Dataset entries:
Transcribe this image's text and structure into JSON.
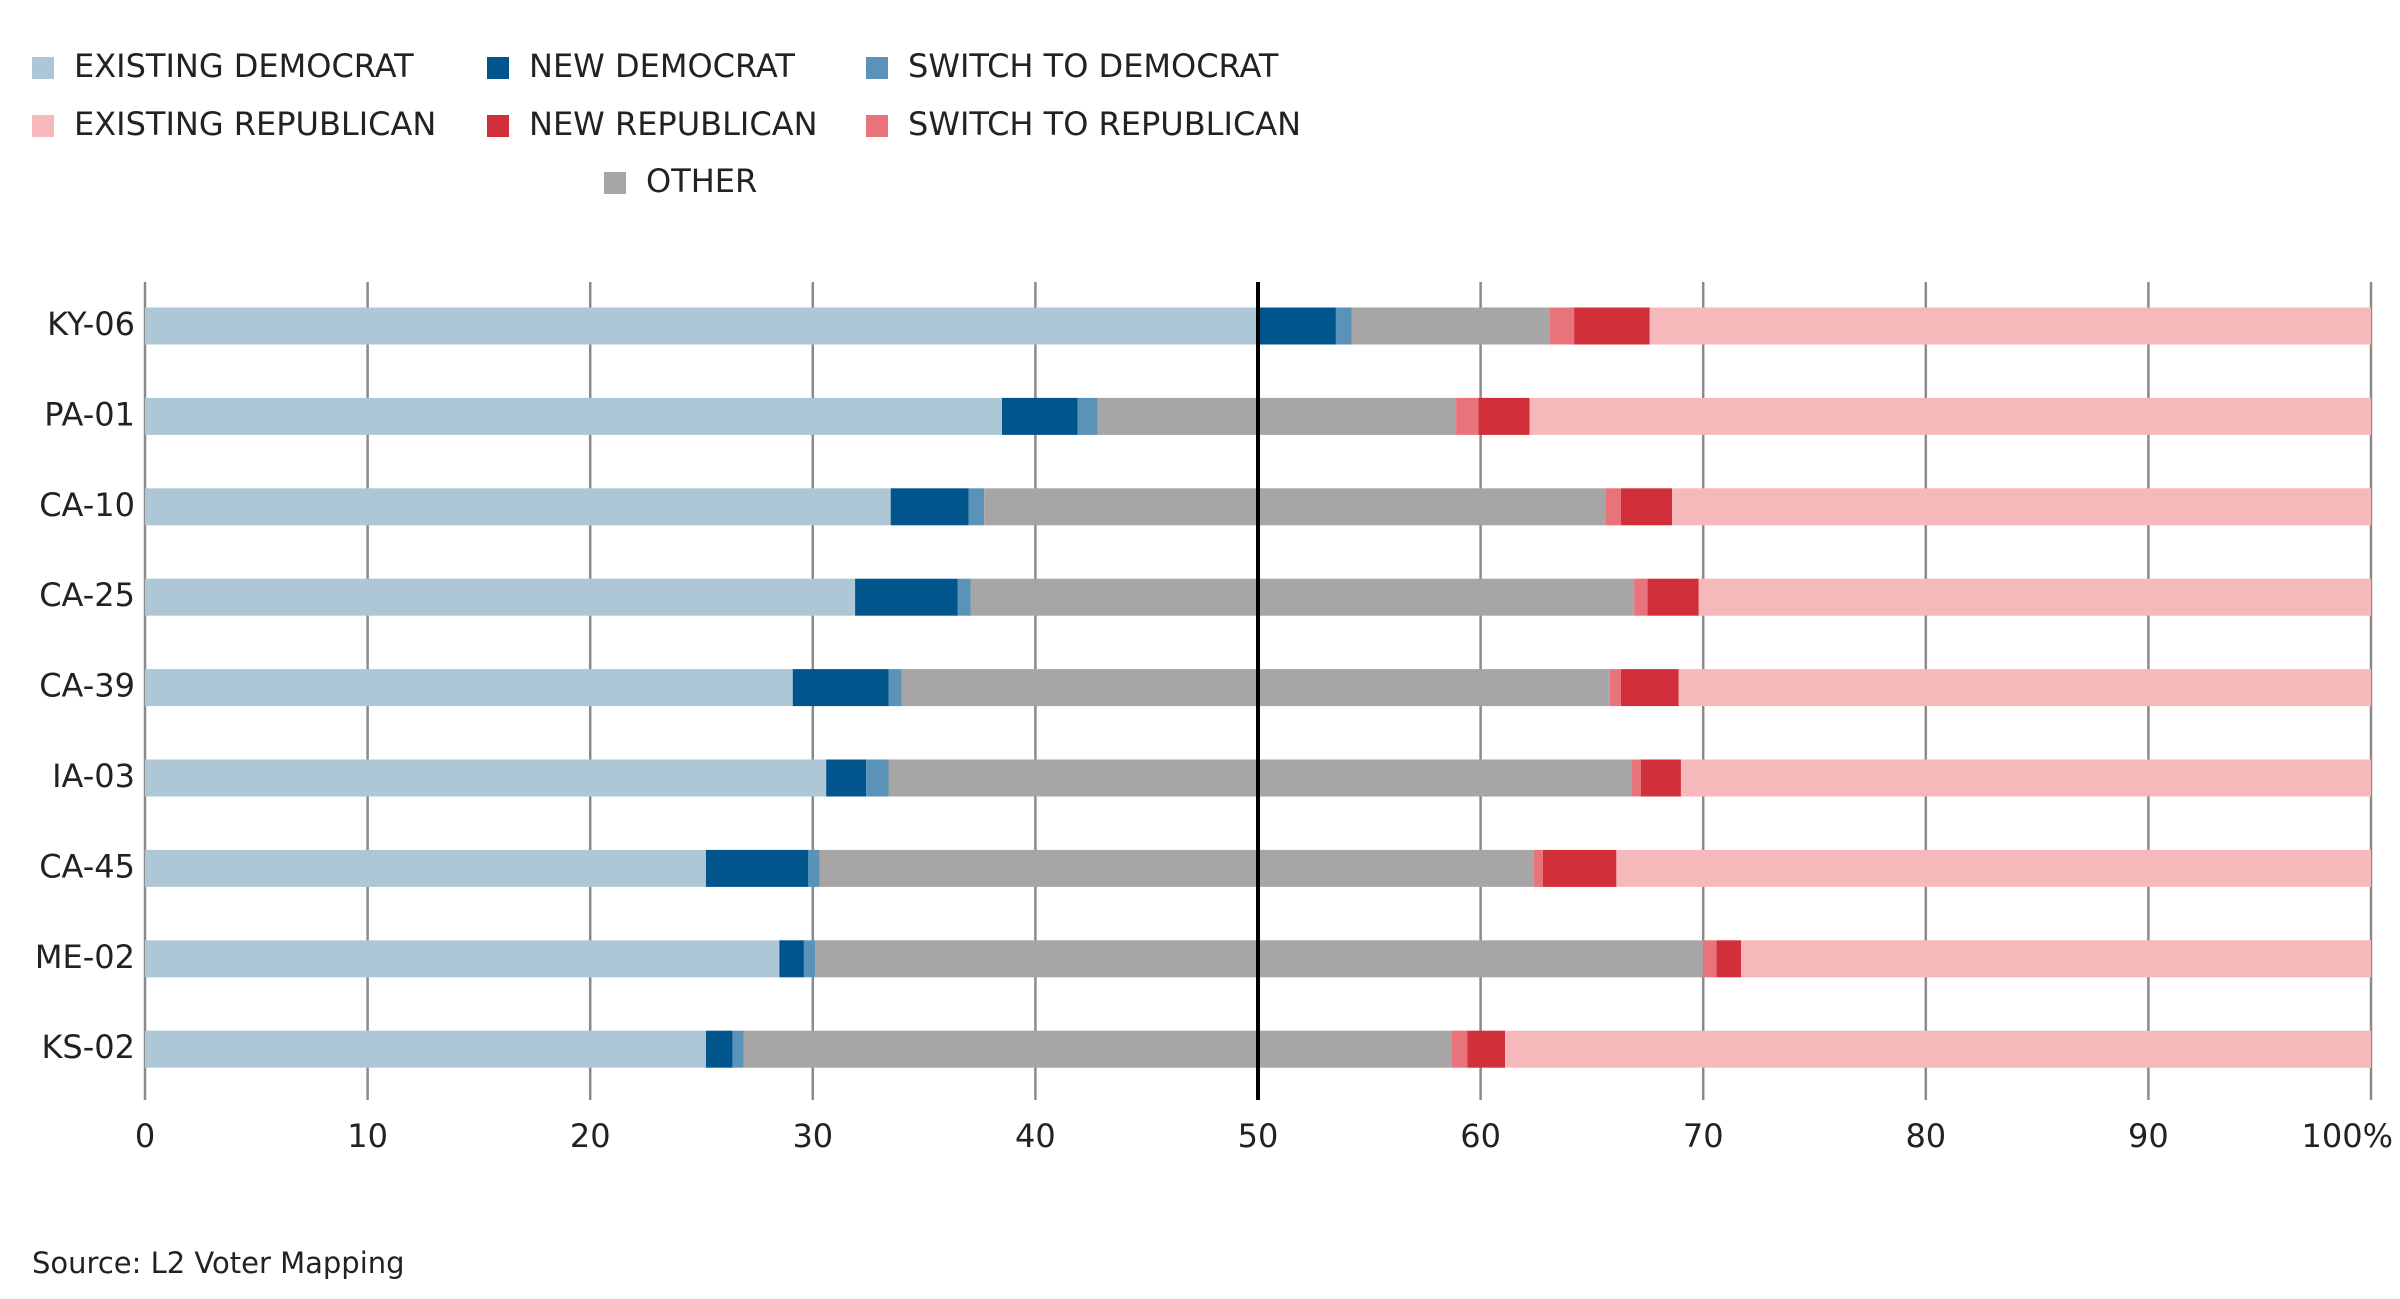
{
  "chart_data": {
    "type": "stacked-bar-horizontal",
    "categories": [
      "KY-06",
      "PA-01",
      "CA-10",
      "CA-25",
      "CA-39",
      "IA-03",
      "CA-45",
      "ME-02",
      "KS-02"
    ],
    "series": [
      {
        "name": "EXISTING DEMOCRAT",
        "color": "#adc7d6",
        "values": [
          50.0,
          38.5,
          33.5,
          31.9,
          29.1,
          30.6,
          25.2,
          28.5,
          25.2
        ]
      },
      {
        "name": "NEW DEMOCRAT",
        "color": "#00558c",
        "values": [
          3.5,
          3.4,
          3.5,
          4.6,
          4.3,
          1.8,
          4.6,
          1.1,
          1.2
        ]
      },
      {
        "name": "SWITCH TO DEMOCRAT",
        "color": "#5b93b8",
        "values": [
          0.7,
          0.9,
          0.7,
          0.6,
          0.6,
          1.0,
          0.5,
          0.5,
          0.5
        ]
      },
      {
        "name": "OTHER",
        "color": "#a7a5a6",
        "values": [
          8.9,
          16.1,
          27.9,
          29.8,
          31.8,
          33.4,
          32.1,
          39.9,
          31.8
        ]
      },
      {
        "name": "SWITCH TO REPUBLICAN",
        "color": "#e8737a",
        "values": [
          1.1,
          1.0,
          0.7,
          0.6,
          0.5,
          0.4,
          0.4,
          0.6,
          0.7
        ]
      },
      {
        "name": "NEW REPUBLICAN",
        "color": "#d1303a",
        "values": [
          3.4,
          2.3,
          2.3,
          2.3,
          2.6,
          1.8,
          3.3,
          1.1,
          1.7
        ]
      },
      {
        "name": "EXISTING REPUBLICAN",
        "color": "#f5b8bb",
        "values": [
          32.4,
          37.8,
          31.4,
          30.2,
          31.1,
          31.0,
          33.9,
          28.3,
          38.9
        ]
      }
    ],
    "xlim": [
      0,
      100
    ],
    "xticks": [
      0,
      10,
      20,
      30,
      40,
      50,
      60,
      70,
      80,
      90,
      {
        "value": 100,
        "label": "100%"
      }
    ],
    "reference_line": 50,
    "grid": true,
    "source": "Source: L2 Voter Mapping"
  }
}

EXERCISE DESCRIPTION =>
With the pictures left out, transcribe the material exactly.

THE RESULT =>
Transcribe this image's text and structure into JSON.
{
  "chart_data": {
    "type": "stacked-bar-horizontal",
    "categories": [
      "KY-06",
      "PA-01",
      "CA-10",
      "CA-25",
      "CA-39",
      "IA-03",
      "CA-45",
      "ME-02",
      "KS-02"
    ],
    "series": [
      {
        "name": "EXISTING DEMOCRAT",
        "color": "#adc7d6",
        "values": [
          50.0,
          38.5,
          33.5,
          31.9,
          29.1,
          30.6,
          25.2,
          28.5,
          25.2
        ]
      },
      {
        "name": "NEW DEMOCRAT",
        "color": "#00558c",
        "values": [
          3.5,
          3.4,
          3.5,
          4.6,
          4.3,
          1.8,
          4.6,
          1.1,
          1.2
        ]
      },
      {
        "name": "SWITCH TO DEMOCRAT",
        "color": "#5b93b8",
        "values": [
          0.7,
          0.9,
          0.7,
          0.6,
          0.6,
          1.0,
          0.5,
          0.5,
          0.5
        ]
      },
      {
        "name": "OTHER",
        "color": "#a7a5a6",
        "values": [
          8.9,
          16.1,
          27.9,
          29.8,
          31.8,
          33.4,
          32.1,
          39.9,
          31.8
        ]
      },
      {
        "name": "SWITCH TO REPUBLICAN",
        "color": "#e8737a",
        "values": [
          1.1,
          1.0,
          0.7,
          0.6,
          0.5,
          0.4,
          0.4,
          0.6,
          0.7
        ]
      },
      {
        "name": "NEW REPUBLICAN",
        "color": "#d1303a",
        "values": [
          3.4,
          2.3,
          2.3,
          2.3,
          2.6,
          1.8,
          3.3,
          1.1,
          1.7
        ]
      },
      {
        "name": "EXISTING REPUBLICAN",
        "color": "#f5b8bb",
        "values": [
          32.4,
          37.8,
          31.4,
          30.2,
          31.1,
          31.0,
          33.9,
          28.3,
          38.9
        ]
      }
    ],
    "xlim": [
      0,
      100
    ],
    "xticks": [
      0,
      10,
      20,
      30,
      40,
      50,
      60,
      70,
      80,
      90,
      {
        "value": 100,
        "label": "100%"
      }
    ],
    "reference_line": 50,
    "grid": true,
    "source": "Source: L2 Voter Mapping"
  }
}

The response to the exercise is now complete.